■ **TASK INSTRUCTIONS**
Restate each of the lines below word for word and drop every picture.
# start of SOURCE RECORDS
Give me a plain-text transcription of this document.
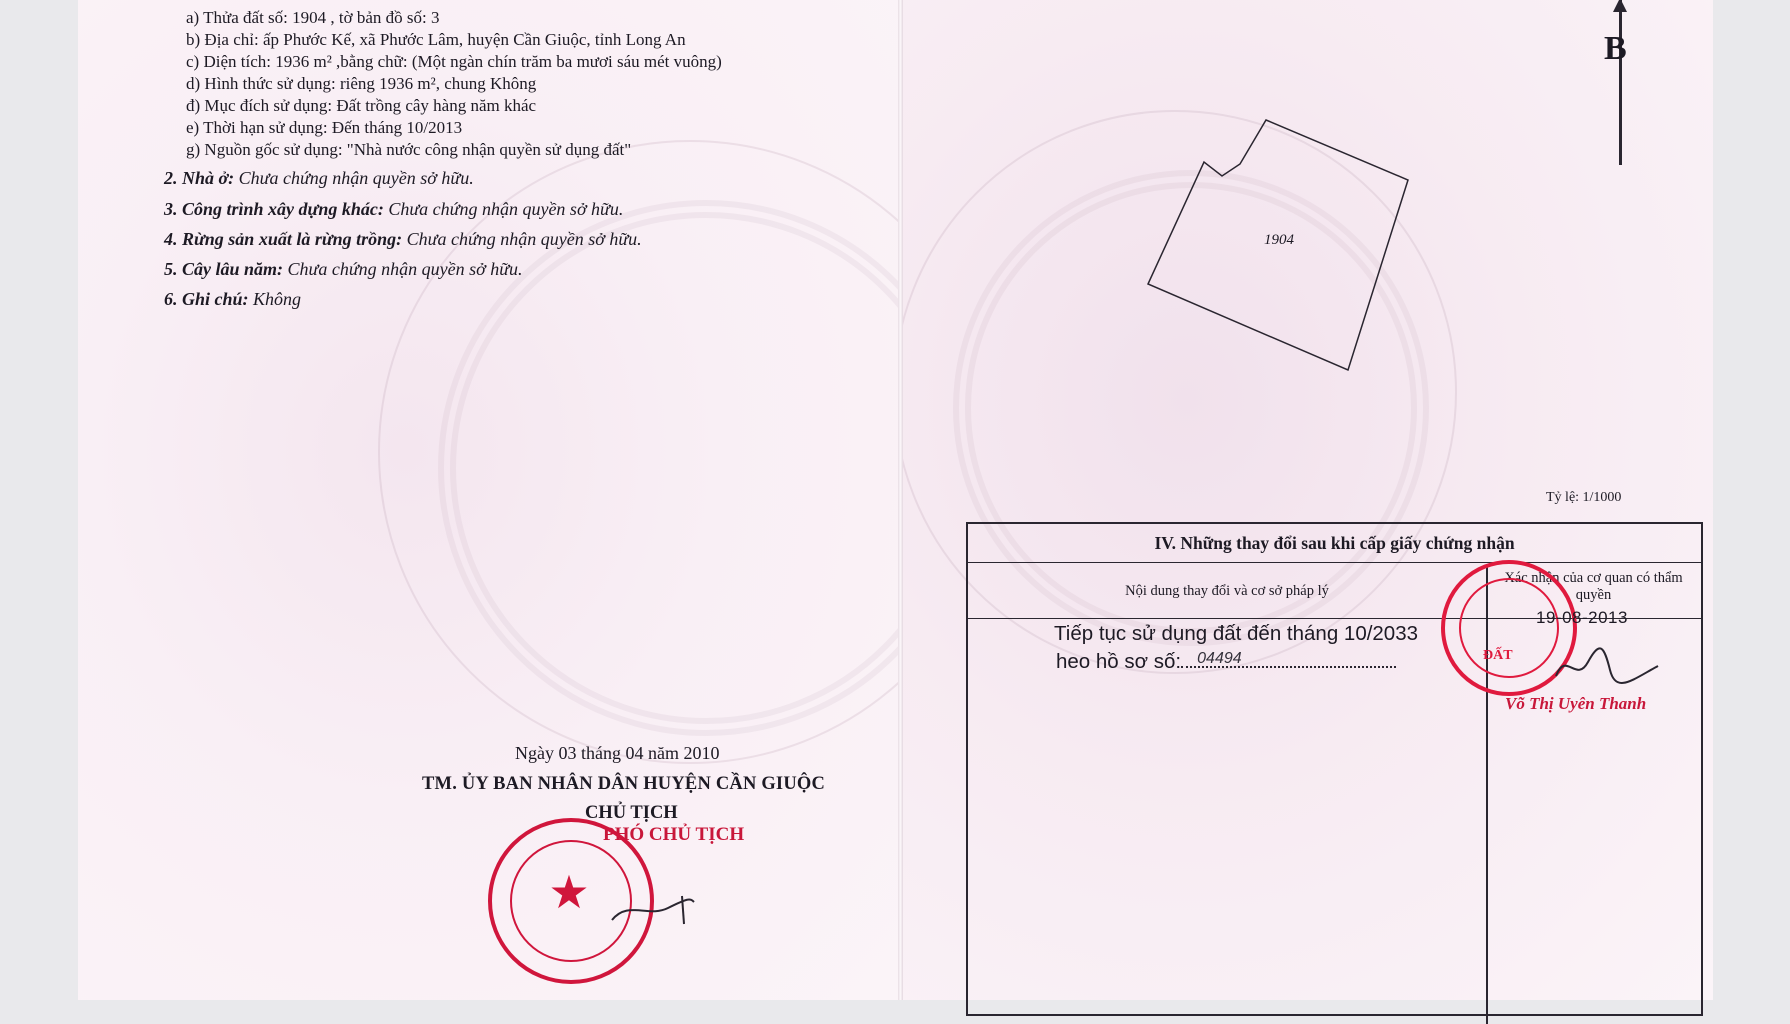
a) Thửa đất số: 1904 , tờ bản đồ số: 3
b) Địa chỉ: ấp Phước Kế, xã Phước Lâm, huyện Cần Giuộc, tỉnh Long An
c) Diện tích: 1936 m² ,bằng chữ: (Một ngàn chín trăm ba mươi sáu mét vuông)
d) Hình thức sử dụng: riêng 1936 m², chung Không
đ) Mục đích sử dụng: Đất trồng cây hàng năm khác
e) Thời hạn sử dụng: Đến tháng 10/2013
g) Nguồn gốc sử dụng: "Nhà nước công nhận quyền sử dụng đất"
2. Nhà ở: Chưa chứng nhận quyền sở hữu.
3. Công trình xây dựng khác: Chưa chứng nhận quyền sở hữu.
4. Rừng sản xuất là rừng trồng: Chưa chứng nhận quyền sở hữu.
5. Cây lâu năm: Chưa chứng nhận quyền sở hữu.
6. Ghi chú: Không
Ngày 03 tháng 04 năm 2010
TM. ỦY BAN NHÂN DÂN HUYỆN CẦN GIUỘC
CHỦ TỊCH
PHÓ CHỦ TỊCH
★
B
1904
Tỷ lệ: 1/1000
IV. Những thay đổi sau khi cấp giấy chứng nhận
Nội dung thay đổi và cơ sở pháp lý
Xác nhận của cơ quan có thẩm quyền
Tiếp tục sử dụng đất đến tháng 10/2033
heo hồ sơ số: 04494	ĐẤT
19-08-2013
Võ Thị Uyên Thanh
# end of SOURCE RECORDS
■ **WRITTEN RESPONSE**
Give me a plain-text transcription of this document.
a) Thửa đất số: 1904 , tờ bản đồ số: 3
b) Địa chỉ: ấp Phước Kế, xã Phước Lâm, huyện Cần Giuộc, tỉnh Long An
c) Diện tích: 1936 m² ,bằng chữ: (Một ngàn chín trăm ba mươi sáu mét vuông)
d) Hình thức sử dụng: riêng 1936 m², chung Không
đ) Mục đích sử dụng: Đất trồng cây hàng năm khác
e) Thời hạn sử dụng: Đến tháng 10/2013
g) Nguồn gốc sử dụng: "Nhà nước công nhận quyền sử dụng đất"
2. Nhà ở: Chưa chứng nhận quyền sở hữu.
3. Công trình xây dựng khác: Chưa chứng nhận quyền sở hữu.
4. Rừng sản xuất là rừng trồng: Chưa chứng nhận quyền sở hữu.
5. Cây lâu năm: Chưa chứng nhận quyền sở hữu.
6. Ghi chú: Không
Ngày 03 tháng 04 năm 2010
TM. ỦY BAN NHÂN DÂN HUYỆN CẦN GIUỘC
CHỦ TỊCH
PHÓ CHỦ TỊCH
★
B
1904
Tỷ lệ: 1/1000
IV. Những thay đổi sau khi cấp giấy chứng nhận
Nội dung thay đổi và cơ sở pháp lý
Xác nhận của cơ quan có thẩm quyền
Tiếp tục sử dụng đất đến tháng 10/2033
heo hồ sơ số: 04494	ĐẤT
19-08-2013
Võ Thị Uyên Thanh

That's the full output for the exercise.